All records are to be transcribed in full; any pictures among them are to be skipped.

## Dataset excerpts
···
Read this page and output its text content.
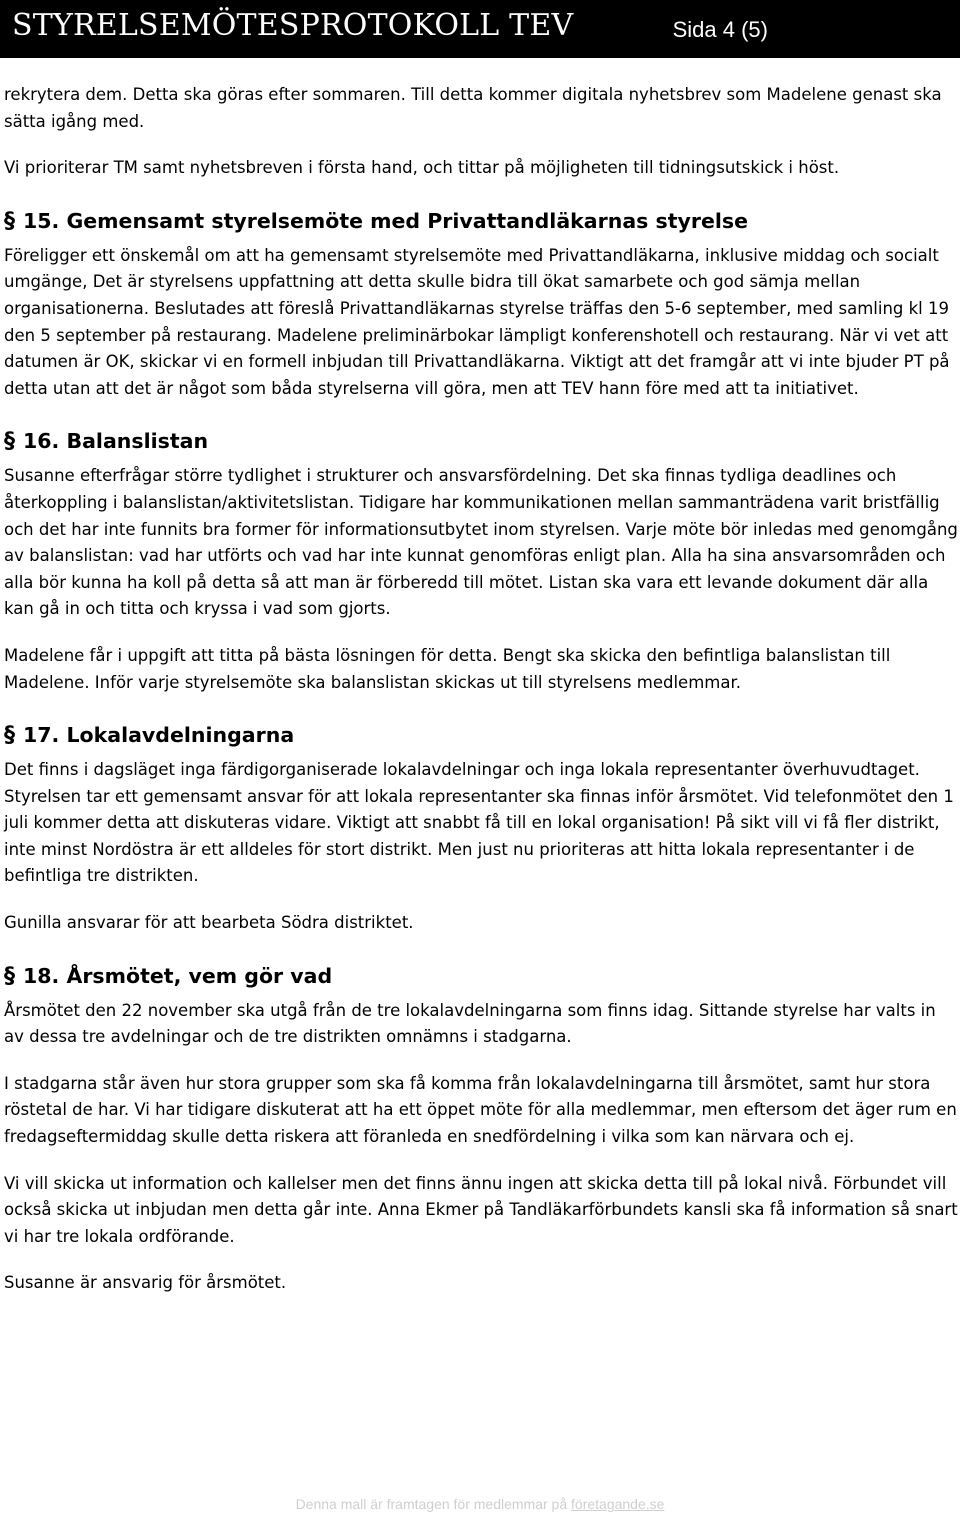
STYRELSEMÖTESPROTOKOLL TEV	Sida 4 (5)

rekrytera dem. Detta ska göras efter sommaren. Till detta kommer digitala nyhetsbrev som Madelene genast ska sätta igång med.

Vi prioriterar TM samt nyhetsbreven i första hand, och tittar på möjligheten till tidningsutskick i höst.

§ 15. Gemensamt styrelsemöte med Privattandläkarnas styrelse

Föreligger ett önskemål om att ha gemensamt styrelsemöte med Privattandläkarna, inklusive middag och socialt umgänge, Det är styrelsens uppfattning att detta skulle bidra till ökat samarbete och god sämja mellan organisationerna. Beslutades att föreslå Privattandläkarnas styrelse träffas den 5-6 september, med samling kl 19 den 5 september på restaurang. Madelene preliminärbokar lämpligt konferenshotell och restaurang. När vi vet att datumen är OK, skickar vi en formell inbjudan till Privattandläkarna. Viktigt att det framgår att vi inte bjuder PT på detta utan att det är något som båda styrelserna vill göra, men att TEV hann före med att ta initiativet.

§ 16. Balanslistan

Susanne efterfrågar större tydlighet i strukturer och ansvarsfördelning. Det ska finnas tydliga deadlines och återkoppling i balanslistan/aktivitetslistan. Tidigare har kommunikationen mellan sammanträdena varit bristfällig och det har inte funnits bra former för informationsutbytet inom styrelsen. Varje möte bör inledas med genomgång av balanslistan: vad har utförts och vad har inte kunnat genomföras enligt plan. Alla ha sina ansvarsområden och alla bör kunna ha koll på detta så att man är förberedd till mötet. Listan ska vara ett levande dokument där alla kan gå in och titta och kryssa i vad som gjorts.

Madelene får i uppgift att titta på bästa lösningen för detta. Bengt ska skicka den befintliga balanslistan till Madelene. Inför varje styrelsemöte ska balanslistan skickas ut till styrelsens medlemmar.

§ 17. Lokalavdelningarna

Det finns i dagsläget inga färdigorganiserade lokalavdelningar och inga lokala representanter överhuvudtaget. Styrelsen tar ett gemensamt ansvar för att lokala representanter ska finnas inför årsmötet. Vid telefonmötet den 1 juli kommer detta att diskuteras vidare. Viktigt att snabbt få till en lokal organisation! På sikt vill vi få fler distrikt, inte minst Nordöstra är ett alldeles för stort distrikt. Men just nu prioriteras att hitta lokala representanter i de befintliga tre distrikten.

Gunilla ansvarar för att bearbeta Södra distriktet.

§ 18. Årsmötet, vem gör vad

Årsmötet den 22 november ska utgå från de tre lokalavdelningarna som finns idag. Sittande styrelse har valts in av dessa tre avdelningar och de tre distrikten omnämns i stadgarna.

I stadgarna står även hur stora grupper som ska få komma från lokalavdelningarna till årsmötet, samt hur stora röstetal de har. Vi har tidigare diskuterat att ha ett öppet möte för alla medlemmar, men eftersom det äger rum en fredagseftermiddag skulle detta riskera att föranleda en snedfördelning i vilka som kan närvara och ej.

Vi vill skicka ut information och kallelser men det finns ännu ingen att skicka detta till på lokal nivå. Förbundet vill också skicka ut inbjudan men detta går inte. Anna Ekmer på Tandläkarförbundets kansli ska få information så snart vi har tre lokala ordförande.

Susanne är ansvarig för årsmötet.

Denna mall är framtagen för medlemmar på företagande.se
···
## Response box
Read this page and output its text content.
STYRELSEMÖTESPROTOKOLL TEV	Sida 4 (5)

rekrytera dem. Detta ska göras efter sommaren. Till detta kommer digitala nyhetsbrev som Madelene genast ska sätta igång med.

Vi prioriterar TM samt nyhetsbreven i första hand, och tittar på möjligheten till tidningsutskick i höst.

§ 15. Gemensamt styrelsemöte med Privattandläkarnas styrelse

Föreligger ett önskemål om att ha gemensamt styrelsemöte med Privattandläkarna, inklusive middag och socialt umgänge, Det är styrelsens uppfattning att detta skulle bidra till ökat samarbete och god sämja mellan organisationerna. Beslutades att föreslå Privattandläkarnas styrelse träffas den 5-6 september, med samling kl 19 den 5 september på restaurang. Madelene preliminärbokar lämpligt konferenshotell och restaurang. När vi vet att datumen är OK, skickar vi en formell inbjudan till Privattandläkarna. Viktigt att det framgår att vi inte bjuder PT på detta utan att det är något som båda styrelserna vill göra, men att TEV hann före med att ta initiativet.

§ 16. Balanslistan

Susanne efterfrågar större tydlighet i strukturer och ansvarsfördelning. Det ska finnas tydliga deadlines och återkoppling i balanslistan/aktivitetslistan. Tidigare har kommunikationen mellan sammanträdena varit bristfällig och det har inte funnits bra former för informationsutbytet inom styrelsen. Varje möte bör inledas med genomgång av balanslistan: vad har utförts och vad har inte kunnat genomföras enligt plan. Alla ha sina ansvarsområden och alla bör kunna ha koll på detta så att man är förberedd till mötet. Listan ska vara ett levande dokument där alla kan gå in och titta och kryssa i vad som gjorts.

Madelene får i uppgift att titta på bästa lösningen för detta. Bengt ska skicka den befintliga balanslistan till Madelene. Inför varje styrelsemöte ska balanslistan skickas ut till styrelsens medlemmar.

§ 17. Lokalavdelningarna

Det finns i dagsläget inga färdigorganiserade lokalavdelningar och inga lokala representanter överhuvudtaget. Styrelsen tar ett gemensamt ansvar för att lokala representanter ska finnas inför årsmötet. Vid telefonmötet den 1 juli kommer detta att diskuteras vidare. Viktigt att snabbt få till en lokal organisation! På sikt vill vi få fler distrikt, inte minst Nordöstra är ett alldeles för stort distrikt. Men just nu prioriteras att hitta lokala representanter i de befintliga tre distrikten.

Gunilla ansvarar för att bearbeta Södra distriktet.

§ 18. Årsmötet, vem gör vad

Årsmötet den 22 november ska utgå från de tre lokalavdelningarna som finns idag. Sittande styrelse har valts in av dessa tre avdelningar och de tre distrikten omnämns i stadgarna.

I stadgarna står även hur stora grupper som ska få komma från lokalavdelningarna till årsmötet, samt hur stora röstetal de har. Vi har tidigare diskuterat att ha ett öppet möte för alla medlemmar, men eftersom det äger rum en fredagseftermiddag skulle detta riskera att föranleda en snedfördelning i vilka som kan närvara och ej.

Vi vill skicka ut information och kallelser men det finns ännu ingen att skicka detta till på lokal nivå. Förbundet vill också skicka ut inbjudan men detta går inte. Anna Ekmer på Tandläkarförbundets kansli ska få information så snart vi har tre lokala ordförande.

Susanne är ansvarig för årsmötet.

Denna mall är framtagen för medlemmar på företagande.se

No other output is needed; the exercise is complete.